Se ha publicado la noticia de que en Moscú se celebró un acto que puede considerarse como un homenaje casi oficial al escritor Boris Pasternak, premio nobel de literatura de 1958 y quien dos años después murió en una especie de exilio interior. El acto consistió en la lectura de algunos poemas suyos ante unas 500 personas, y la agencia de prensa europea que dio la noticia precisó que había sido anunciado en los periódicos y en carteles murales, y que la mayoría de los asistentes eran jóvenes.
Faltó advertir que este aparente deshielo en torno del gran poeta y novelista no es nada nuevo en la Unión Soviética, y que hace mucho tiempo que su nombre y su obra no son tan misteriosos ni conflictivos como en efecto lo fueron alguna vez. Hace ya varios años que un gran poeta de la generación penúltima —Andrei Voznessensky— publicó algunos de los poemas póstumos de Pasternak en una revista literaria, que como todas las de la Unión Soviética, por supuesto, era una revista oficial, y escribió para ellos una -presentación en la cual se hablaba de sus virtudes sin la menor reticencia. También en esa ocasión las agencias de prensa occidentales registraron el hecho como algo extraordinario, y también como si fuera el primero después del escándalo de su Premio Nobel. (Lea: Las cartas inéditas entre Gabo y Guillermo Cano).
Lo que valdría la pena sería establecer de una vez por todas qué fue lo que sucedió en realidad con Pasternak en la URSS. Su padre, el pintor Leónidas Osipovich Pasternak, muerto en el Reino Unido poco después de la Segunda Guerra Mundial, pintó algunos retratos oficiales que no están a salvo por completo de la retórica política de su tiempo, y que todavía se exhiben en museos de Moscú y Leningrado. El mismo Boris fue conocido desde muy joven como un poeta de gran inspiración y talento, y desde 1922 se situó en la primera línea con su libro Mi hermana la vida, seguido por numerosos poemas líricos y de contenido social. Al parecer, sus problemas empezaron hacia 1935, bajo la noche oscura de Stalin, y nada se volvió a saber de él en Occidente hasta 1957, cuando el editor italiano Giangiacomo Feltrinelli sacó de contrabando los originales de la novela El doctor Zhivago y la publicó en Italia y luego en el mundo entero. La novela, a pesar de algunos tramos excelentes, no es ni mucho menos lo mejor de ese poeta inmenso que fue Pasternak, así como las novelas de Pär Lagerkvist —premio nobel 1951— solo sirvieron para ocultar al gran lírico sueco que había detrás.

◆ ◆ ◆ ◆

* **Ejercicios por resolver**:
a) Traduce al inglés esta oración del texto sobre Pasternak: "Lo que valdría la pena sería establecer de una vez por todas qué fue lo que sucedió en realidad con Pasternak en la URSS."
b) Reproduce sin cambios el pasaje del texto sobre Pasternak que empieza en "Faltó advertir que" y termina en "y Guillermo Cano).".

* **Listado de datos**:

◆ ◆ ◆ ◆

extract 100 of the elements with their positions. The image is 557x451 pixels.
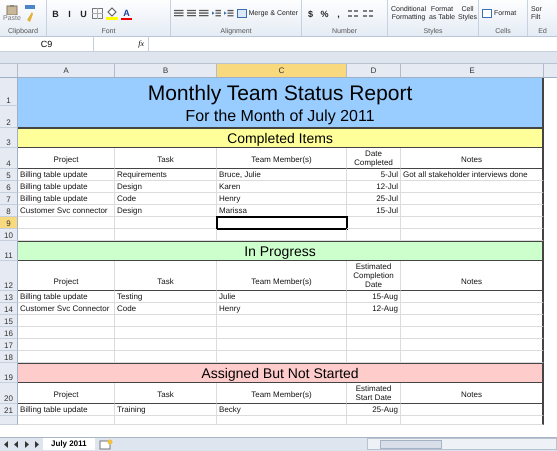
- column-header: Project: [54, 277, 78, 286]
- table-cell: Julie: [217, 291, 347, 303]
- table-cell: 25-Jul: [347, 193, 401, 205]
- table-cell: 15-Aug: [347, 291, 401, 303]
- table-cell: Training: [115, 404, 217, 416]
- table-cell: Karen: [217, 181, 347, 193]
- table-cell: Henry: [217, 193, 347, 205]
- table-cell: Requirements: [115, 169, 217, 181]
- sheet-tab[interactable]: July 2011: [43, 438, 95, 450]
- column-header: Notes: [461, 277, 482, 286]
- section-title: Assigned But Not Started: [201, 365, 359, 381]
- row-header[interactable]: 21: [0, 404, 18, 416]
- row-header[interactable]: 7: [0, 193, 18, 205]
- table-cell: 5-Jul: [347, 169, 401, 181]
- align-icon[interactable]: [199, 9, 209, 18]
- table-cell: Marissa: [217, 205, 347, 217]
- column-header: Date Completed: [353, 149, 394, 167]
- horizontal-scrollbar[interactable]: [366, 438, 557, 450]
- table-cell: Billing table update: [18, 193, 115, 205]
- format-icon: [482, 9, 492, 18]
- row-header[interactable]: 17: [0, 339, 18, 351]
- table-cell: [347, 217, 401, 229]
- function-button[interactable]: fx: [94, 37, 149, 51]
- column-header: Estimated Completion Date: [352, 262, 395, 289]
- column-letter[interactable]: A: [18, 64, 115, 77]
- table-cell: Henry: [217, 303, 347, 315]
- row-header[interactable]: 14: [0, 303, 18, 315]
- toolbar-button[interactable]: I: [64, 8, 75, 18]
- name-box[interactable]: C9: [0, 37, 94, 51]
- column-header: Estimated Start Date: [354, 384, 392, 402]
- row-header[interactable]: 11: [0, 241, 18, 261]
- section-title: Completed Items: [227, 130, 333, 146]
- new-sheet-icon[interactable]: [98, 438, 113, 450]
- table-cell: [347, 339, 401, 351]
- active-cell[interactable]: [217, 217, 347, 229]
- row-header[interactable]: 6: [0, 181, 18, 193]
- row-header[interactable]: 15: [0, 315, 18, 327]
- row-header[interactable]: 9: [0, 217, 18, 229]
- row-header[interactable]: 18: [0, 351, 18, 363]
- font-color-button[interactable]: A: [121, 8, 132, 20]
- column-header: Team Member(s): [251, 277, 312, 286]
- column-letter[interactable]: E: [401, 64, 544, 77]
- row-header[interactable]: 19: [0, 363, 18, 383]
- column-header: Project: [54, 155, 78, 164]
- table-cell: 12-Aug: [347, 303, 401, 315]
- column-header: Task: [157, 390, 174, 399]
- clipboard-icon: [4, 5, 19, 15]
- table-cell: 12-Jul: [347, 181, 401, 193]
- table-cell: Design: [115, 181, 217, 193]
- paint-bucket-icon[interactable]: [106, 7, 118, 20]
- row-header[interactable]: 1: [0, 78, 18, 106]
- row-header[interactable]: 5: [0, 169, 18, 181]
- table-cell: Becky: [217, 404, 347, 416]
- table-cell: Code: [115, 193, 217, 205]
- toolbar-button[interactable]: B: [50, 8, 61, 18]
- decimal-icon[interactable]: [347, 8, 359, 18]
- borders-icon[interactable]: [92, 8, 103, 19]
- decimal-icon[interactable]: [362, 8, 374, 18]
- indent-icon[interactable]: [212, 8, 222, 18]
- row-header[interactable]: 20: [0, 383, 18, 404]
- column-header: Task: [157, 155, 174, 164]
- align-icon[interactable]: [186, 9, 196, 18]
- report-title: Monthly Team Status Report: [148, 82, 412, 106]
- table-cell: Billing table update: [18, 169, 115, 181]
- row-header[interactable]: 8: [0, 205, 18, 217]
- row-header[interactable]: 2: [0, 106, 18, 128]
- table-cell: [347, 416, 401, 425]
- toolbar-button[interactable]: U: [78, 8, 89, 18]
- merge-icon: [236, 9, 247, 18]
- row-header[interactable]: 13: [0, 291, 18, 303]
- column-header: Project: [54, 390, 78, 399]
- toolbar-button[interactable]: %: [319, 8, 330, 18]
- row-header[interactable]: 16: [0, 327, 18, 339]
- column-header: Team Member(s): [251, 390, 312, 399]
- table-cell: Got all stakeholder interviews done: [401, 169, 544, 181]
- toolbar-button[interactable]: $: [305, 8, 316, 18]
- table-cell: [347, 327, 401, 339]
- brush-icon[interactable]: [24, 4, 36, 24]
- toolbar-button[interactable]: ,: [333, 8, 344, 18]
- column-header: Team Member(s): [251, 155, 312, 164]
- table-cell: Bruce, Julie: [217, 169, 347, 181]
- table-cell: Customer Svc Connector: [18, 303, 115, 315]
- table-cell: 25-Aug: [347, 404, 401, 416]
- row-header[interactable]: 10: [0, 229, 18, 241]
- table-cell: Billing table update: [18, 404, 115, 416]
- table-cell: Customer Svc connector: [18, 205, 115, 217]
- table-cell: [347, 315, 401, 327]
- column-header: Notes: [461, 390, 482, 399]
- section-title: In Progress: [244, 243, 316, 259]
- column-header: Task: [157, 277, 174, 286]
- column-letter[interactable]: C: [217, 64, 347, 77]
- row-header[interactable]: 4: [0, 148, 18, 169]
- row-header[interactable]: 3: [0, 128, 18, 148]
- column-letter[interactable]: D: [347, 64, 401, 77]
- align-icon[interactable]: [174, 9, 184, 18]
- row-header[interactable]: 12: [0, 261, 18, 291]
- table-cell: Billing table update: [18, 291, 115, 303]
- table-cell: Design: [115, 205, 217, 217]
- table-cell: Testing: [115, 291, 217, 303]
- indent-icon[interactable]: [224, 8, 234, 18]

◆ ◆ ◆ ◆

* **Respuestas escritas**:
a) It would be worthwhile to establish once and for all what really happened with Pasternak in the USSR.

b)
Faltó advertir que este aparente deshielo en torno del gran poeta y novelista no es nada nuevo en la Unión Soviética, y que hace mucho tiempo que su nombre y su obra no son tan misteriosos ni conflictivos como en efecto lo fueron alguna vez. Hace ya varios años que un gran poeta de la generación penúltima —Andrei Voznessensky— publicó algunos de los poemas póstumos de Pasternak en una revista literaria, que como todas las de la Unión Soviética, por supuesto, era una revista oficial, y escribió para ellos una -presentación en la cual se hablaba de sus virtudes sin la menor reticencia. También en esa ocasión las agencias de prensa occidentales registraron el hecho como algo extraordinario, y también como si fuera el primero después del escándalo de su Premio Nobel. (Lea: Las cartas inéditas entre Gabo y Guillermo Cano).